## Exercises
[1] In the biography of rabbi Martin A. Meyer, which high school did he graduate from, and in what year?
[2] Why did Martin A. Meyer go to Hebrew Union College in Cincinnati, according to his biography? Answer in one to three sentences.
[3] Write what comes next in the biography of rabbi Martin A. Meyer, picking up after its final sentence.

## Document segment
----
= Martin A. Meyer =

American rabbi (1879–1923)

Martin Abraham Meyer (January 15, 1879 – June 27, 1923) was an American rabbi.

== Life ==
Meyer was born on January 15, 1879, in San Francisco, California, the son of Charles Meyer and Louisa Silberstein.

Meyer attended public school in San Francisco and graduated from Lowell High School in 1895. He was a disciple of Jacob Voorsanger, the rabbi of Congregation Emanu-El, and with his encouragement he went to Hebrew Union College in Cincinnati, Ohio. He graduated with an A.B. degree from the University of Cincinnati in 1899, where he graduated with honors and was a member of Phi Beta Kappa. In 1901, he was the honor man and valedictorian of his class when he graduated from Hebrew Union College with a B.D. After graduating, he became a Fellow of the American School of Oriental Study and Research in Palestine in Jerusalem. He was there from 1901 to 1902, studying archaeology, ethnology, and Semitic philology while writing several important articles for Jewish periodicals on the condition of Jews in the Holy Land. He also received a Ph.D. from Columbia University in 1906, where he was a student of Professor Richard Gottheil.
----
## Data lines
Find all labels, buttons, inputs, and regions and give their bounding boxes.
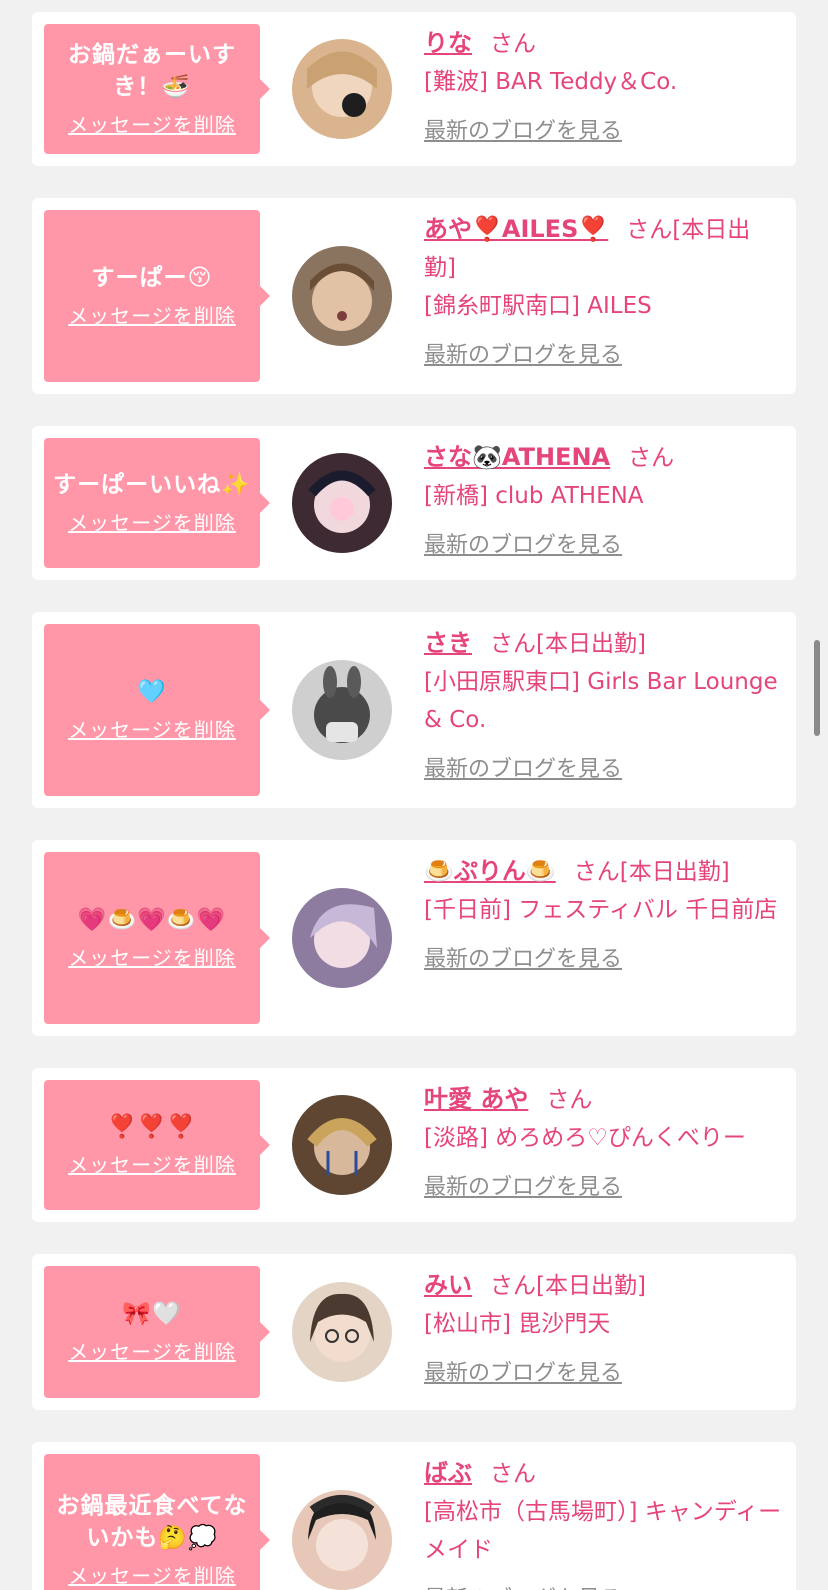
----
## Exercise answers
[1] Lowell High School, in 1895.

[2] He was a disciple of Jacob Voorsanger, the rabbi of Congregation Emanu-El, and went to Hebrew Union College with his encouragement.

[3]
Meyer was rabbi of Congregation Beth Emeth in Albany, New York, from 1902 to 1906, Temple Israel in Brooklyn from 1906 to 1910, and Congregation Emanu-El in San Francisco from 1910 until his death. While serving as rabbi in the latter congregation, he became one of the leading rabbis of the Pacific Coast. He was president of the California Conference of Social Work, the Big Brother Movement of San Francisco, the Pacific Coast Branch of the Jewish Chautauqua, and the Young Men's Hebrew Association. He was a member of the California Commission of Charities and Corrections from 1911 to 1920, serving as its president for eight years, and a vice-president of the Jewish Publication Society of America. During World War I, he served with the American Red Cross in France from 1918 to 1919. He was also a member of, among other national Jewish committees, the American Jewish Congress, the Zionist Organization of America, and the Palestine Restoration Fund.

Meyer's 1907 dissertation, History of the City of Gaza, was a scholarly work on Arabic Semitic culture. In 1904, he wrote the article "Jerusalem-Modern" for The Jewish Encyclopedia. He also wrote an introduction to I. M. Wise's Sermons and Addresses by Jacob Voorsanger in 1913, a pamphlet for the Central Conference of American Rabbis called Jew and Non-Jew in 1913, and a sketch of "Jews in California" that was in A. M. Voorsanger's Western Jewry in 1916. He was one of the few Reform rabbis at the time to openly support Zionism. Deeply interested in social service problems, he and I. Irving Lipsitch founded the Jewish Committee for Personal Service in State Institutions. He also wrote the two-volume Methods of Teaching Post-Biblical History and Literature in 1915. He helped organize small Jewish communities in the San Francisco area, and was a director of the Jewish Education Society of San Francisco.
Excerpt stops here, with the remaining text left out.